(Excerpts from a figure dataset)

☆ ☆ ☆

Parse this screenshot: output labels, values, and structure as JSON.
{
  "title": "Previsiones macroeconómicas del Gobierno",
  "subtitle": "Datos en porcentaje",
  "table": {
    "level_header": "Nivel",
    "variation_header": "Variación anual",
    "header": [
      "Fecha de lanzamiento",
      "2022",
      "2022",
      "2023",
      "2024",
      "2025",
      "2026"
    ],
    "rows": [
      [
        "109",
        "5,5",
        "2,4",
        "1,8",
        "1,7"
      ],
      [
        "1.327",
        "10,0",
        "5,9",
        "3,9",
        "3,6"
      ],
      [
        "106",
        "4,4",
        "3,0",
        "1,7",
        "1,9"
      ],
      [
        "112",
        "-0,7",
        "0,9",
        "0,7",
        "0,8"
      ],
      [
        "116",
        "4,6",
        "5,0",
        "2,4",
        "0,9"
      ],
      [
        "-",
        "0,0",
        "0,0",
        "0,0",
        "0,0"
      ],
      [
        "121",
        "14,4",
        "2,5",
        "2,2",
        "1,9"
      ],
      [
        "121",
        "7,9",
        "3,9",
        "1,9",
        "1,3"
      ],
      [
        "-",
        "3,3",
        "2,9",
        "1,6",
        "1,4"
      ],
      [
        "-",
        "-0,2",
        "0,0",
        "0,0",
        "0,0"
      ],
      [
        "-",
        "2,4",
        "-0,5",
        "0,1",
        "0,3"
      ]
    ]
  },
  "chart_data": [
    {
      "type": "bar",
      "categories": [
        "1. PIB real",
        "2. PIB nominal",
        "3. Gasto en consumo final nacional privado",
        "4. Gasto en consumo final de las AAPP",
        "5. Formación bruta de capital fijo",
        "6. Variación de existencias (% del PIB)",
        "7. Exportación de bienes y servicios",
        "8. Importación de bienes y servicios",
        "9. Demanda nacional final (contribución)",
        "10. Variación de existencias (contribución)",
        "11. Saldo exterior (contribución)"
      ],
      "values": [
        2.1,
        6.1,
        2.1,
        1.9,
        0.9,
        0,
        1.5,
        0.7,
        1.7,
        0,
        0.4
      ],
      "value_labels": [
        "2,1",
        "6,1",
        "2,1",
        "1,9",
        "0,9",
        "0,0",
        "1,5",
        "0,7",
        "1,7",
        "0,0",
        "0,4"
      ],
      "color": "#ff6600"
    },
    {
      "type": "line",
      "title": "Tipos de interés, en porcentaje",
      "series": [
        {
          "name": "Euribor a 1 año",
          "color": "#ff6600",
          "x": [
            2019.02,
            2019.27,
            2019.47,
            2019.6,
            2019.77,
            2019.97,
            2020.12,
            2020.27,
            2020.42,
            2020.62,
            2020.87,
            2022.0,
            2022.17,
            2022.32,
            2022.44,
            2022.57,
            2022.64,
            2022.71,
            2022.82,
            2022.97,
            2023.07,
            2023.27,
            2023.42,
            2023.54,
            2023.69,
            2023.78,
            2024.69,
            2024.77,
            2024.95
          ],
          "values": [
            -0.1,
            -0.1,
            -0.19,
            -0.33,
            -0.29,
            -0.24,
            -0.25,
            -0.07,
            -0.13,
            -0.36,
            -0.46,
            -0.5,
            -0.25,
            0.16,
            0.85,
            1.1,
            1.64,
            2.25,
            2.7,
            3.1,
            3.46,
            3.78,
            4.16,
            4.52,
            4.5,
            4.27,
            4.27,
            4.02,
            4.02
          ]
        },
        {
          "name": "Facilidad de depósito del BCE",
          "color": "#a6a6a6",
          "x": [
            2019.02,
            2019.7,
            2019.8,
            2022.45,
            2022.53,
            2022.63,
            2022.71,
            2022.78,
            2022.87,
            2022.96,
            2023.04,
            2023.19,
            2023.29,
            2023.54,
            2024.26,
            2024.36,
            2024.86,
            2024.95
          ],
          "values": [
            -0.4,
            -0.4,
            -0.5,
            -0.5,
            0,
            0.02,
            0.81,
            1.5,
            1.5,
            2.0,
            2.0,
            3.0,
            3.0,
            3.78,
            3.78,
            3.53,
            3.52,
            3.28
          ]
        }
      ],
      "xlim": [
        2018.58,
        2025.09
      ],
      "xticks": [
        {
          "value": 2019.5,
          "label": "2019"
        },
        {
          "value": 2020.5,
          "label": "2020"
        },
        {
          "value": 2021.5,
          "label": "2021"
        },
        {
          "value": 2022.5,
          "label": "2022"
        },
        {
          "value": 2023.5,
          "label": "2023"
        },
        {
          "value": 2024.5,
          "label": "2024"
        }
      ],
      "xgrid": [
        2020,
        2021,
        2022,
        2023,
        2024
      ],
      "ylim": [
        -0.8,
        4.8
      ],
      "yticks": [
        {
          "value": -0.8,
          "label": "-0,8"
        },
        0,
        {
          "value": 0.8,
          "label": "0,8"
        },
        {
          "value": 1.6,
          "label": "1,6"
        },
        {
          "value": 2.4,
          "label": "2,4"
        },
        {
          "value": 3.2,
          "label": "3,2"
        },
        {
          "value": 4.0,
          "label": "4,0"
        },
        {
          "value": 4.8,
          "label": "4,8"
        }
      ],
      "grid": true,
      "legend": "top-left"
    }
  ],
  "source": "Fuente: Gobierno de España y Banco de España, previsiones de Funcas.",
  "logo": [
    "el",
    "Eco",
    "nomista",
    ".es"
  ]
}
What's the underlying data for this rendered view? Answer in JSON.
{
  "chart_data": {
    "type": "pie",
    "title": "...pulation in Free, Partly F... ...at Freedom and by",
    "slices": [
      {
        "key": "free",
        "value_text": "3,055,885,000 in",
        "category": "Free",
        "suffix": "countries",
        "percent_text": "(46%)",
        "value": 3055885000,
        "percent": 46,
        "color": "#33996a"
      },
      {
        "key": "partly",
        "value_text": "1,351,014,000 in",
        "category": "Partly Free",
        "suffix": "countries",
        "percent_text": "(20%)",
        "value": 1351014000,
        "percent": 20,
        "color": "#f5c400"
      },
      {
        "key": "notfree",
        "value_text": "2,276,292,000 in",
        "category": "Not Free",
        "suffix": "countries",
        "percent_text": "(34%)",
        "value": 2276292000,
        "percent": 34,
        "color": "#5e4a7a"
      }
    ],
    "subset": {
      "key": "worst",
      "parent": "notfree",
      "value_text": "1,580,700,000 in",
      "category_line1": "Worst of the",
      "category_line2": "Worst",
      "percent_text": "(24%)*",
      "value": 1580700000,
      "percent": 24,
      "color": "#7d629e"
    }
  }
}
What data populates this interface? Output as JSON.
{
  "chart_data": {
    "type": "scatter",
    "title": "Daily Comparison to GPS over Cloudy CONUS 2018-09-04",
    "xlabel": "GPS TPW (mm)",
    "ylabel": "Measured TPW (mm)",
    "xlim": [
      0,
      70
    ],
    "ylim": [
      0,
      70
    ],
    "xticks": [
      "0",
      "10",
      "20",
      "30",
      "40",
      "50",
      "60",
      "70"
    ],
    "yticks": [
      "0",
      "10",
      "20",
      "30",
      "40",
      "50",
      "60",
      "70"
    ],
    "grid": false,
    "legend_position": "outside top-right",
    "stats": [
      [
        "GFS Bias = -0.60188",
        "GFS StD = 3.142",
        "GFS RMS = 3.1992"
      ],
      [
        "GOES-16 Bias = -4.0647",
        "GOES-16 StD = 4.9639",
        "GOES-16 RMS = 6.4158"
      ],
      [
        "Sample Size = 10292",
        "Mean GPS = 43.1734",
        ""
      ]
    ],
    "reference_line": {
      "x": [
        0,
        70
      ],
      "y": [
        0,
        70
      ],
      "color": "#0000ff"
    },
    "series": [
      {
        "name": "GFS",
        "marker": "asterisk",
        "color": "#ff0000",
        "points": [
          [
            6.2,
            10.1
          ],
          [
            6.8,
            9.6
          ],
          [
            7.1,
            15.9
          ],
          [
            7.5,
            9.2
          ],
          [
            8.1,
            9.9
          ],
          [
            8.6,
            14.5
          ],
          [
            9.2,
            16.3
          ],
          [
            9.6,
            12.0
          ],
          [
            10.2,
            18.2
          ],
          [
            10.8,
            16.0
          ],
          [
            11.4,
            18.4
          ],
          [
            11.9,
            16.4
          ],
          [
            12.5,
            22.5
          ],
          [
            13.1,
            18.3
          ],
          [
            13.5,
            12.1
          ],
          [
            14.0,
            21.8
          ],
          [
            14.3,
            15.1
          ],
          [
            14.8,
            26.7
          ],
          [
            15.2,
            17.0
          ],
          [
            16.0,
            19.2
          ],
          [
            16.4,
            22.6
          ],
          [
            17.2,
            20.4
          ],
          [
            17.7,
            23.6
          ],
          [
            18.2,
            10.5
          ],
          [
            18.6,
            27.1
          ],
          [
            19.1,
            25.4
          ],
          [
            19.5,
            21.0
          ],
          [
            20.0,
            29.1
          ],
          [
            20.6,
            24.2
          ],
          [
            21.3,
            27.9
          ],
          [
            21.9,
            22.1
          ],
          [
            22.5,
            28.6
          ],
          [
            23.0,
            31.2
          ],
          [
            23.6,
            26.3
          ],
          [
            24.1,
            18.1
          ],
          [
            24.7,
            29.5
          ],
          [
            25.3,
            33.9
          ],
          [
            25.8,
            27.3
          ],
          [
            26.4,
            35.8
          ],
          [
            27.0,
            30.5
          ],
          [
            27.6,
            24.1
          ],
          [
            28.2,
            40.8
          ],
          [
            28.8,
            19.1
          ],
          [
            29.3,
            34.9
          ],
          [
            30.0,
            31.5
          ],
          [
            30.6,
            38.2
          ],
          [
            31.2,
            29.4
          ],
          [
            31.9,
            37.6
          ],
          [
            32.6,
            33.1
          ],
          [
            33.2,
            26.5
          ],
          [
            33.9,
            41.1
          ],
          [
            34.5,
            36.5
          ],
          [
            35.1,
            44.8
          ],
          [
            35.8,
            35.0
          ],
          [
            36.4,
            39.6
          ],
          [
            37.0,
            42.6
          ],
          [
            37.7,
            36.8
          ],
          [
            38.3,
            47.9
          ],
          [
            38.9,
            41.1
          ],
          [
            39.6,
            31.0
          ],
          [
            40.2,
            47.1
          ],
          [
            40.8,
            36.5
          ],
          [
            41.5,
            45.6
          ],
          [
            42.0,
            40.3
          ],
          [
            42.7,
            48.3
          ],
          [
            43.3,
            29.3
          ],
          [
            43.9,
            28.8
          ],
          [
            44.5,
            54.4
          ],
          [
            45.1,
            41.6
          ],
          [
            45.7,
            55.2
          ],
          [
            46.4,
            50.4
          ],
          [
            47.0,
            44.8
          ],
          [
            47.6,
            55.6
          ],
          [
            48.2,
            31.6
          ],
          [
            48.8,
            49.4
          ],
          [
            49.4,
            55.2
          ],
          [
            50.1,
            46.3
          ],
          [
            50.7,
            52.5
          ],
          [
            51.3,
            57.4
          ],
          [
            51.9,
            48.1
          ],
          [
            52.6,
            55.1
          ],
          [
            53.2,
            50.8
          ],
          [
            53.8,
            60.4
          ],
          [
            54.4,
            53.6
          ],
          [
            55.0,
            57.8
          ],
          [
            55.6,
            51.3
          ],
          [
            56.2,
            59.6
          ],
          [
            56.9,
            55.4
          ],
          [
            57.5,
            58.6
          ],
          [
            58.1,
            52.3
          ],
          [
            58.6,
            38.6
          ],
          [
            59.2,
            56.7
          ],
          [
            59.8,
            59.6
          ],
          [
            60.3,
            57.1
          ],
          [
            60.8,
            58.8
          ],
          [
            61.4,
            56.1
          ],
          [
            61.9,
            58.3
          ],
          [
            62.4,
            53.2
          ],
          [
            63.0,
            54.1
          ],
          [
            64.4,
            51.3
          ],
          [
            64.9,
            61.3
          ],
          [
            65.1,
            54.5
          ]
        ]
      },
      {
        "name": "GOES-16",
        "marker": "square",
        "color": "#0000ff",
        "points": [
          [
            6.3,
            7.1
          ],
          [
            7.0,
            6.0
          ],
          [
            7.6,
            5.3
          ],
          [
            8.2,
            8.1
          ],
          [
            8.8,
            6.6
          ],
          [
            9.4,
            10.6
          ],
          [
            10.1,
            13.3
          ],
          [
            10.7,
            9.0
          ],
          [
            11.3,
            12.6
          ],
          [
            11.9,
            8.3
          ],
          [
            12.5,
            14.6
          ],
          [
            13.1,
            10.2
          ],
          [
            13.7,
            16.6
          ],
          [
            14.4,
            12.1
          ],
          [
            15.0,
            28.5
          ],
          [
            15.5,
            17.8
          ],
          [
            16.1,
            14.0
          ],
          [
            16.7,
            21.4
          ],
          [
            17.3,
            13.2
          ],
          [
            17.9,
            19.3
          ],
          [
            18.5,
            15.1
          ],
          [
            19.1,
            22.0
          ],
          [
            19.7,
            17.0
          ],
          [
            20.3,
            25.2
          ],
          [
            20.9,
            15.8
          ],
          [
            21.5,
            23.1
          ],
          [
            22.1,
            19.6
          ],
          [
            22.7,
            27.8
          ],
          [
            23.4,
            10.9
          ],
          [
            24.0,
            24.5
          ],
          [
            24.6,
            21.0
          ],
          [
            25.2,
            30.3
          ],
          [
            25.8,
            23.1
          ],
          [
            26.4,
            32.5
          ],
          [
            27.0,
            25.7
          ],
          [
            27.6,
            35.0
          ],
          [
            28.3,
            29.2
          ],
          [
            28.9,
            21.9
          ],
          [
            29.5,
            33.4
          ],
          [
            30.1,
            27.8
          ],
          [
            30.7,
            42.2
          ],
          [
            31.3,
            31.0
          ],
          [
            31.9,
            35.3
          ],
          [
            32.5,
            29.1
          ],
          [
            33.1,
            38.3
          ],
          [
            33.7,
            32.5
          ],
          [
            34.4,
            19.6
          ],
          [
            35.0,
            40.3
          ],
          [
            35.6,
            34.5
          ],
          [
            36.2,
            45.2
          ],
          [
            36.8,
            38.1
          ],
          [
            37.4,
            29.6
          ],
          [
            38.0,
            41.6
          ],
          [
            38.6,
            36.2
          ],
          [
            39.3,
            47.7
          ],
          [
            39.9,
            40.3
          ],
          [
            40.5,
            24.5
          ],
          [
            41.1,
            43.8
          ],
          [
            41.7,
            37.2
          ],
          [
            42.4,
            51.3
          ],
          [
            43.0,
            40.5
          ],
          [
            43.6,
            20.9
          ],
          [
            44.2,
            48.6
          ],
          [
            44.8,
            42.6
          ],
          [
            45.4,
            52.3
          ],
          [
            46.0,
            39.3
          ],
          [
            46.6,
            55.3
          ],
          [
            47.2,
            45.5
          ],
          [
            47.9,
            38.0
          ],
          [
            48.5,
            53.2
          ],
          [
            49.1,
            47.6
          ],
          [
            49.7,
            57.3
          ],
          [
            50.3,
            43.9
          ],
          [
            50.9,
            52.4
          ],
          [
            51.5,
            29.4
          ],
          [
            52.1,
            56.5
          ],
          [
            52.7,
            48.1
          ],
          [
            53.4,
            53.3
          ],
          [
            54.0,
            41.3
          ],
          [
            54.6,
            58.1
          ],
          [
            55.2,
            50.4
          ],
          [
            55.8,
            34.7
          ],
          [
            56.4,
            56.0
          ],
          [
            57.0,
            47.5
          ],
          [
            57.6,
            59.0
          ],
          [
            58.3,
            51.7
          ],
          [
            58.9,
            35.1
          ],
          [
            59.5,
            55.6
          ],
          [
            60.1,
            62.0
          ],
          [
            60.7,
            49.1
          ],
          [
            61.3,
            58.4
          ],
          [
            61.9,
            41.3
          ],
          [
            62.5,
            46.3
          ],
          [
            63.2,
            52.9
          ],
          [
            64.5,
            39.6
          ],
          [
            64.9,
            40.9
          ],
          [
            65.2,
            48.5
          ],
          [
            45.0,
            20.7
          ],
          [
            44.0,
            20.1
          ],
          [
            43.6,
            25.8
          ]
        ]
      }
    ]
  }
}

☆ ☆ ☆

- **TASK DESCRIPTION**
Find the count of lines in the data above where the string "What" occurs. Provide that number alone.

- **THE RESPONSE**
2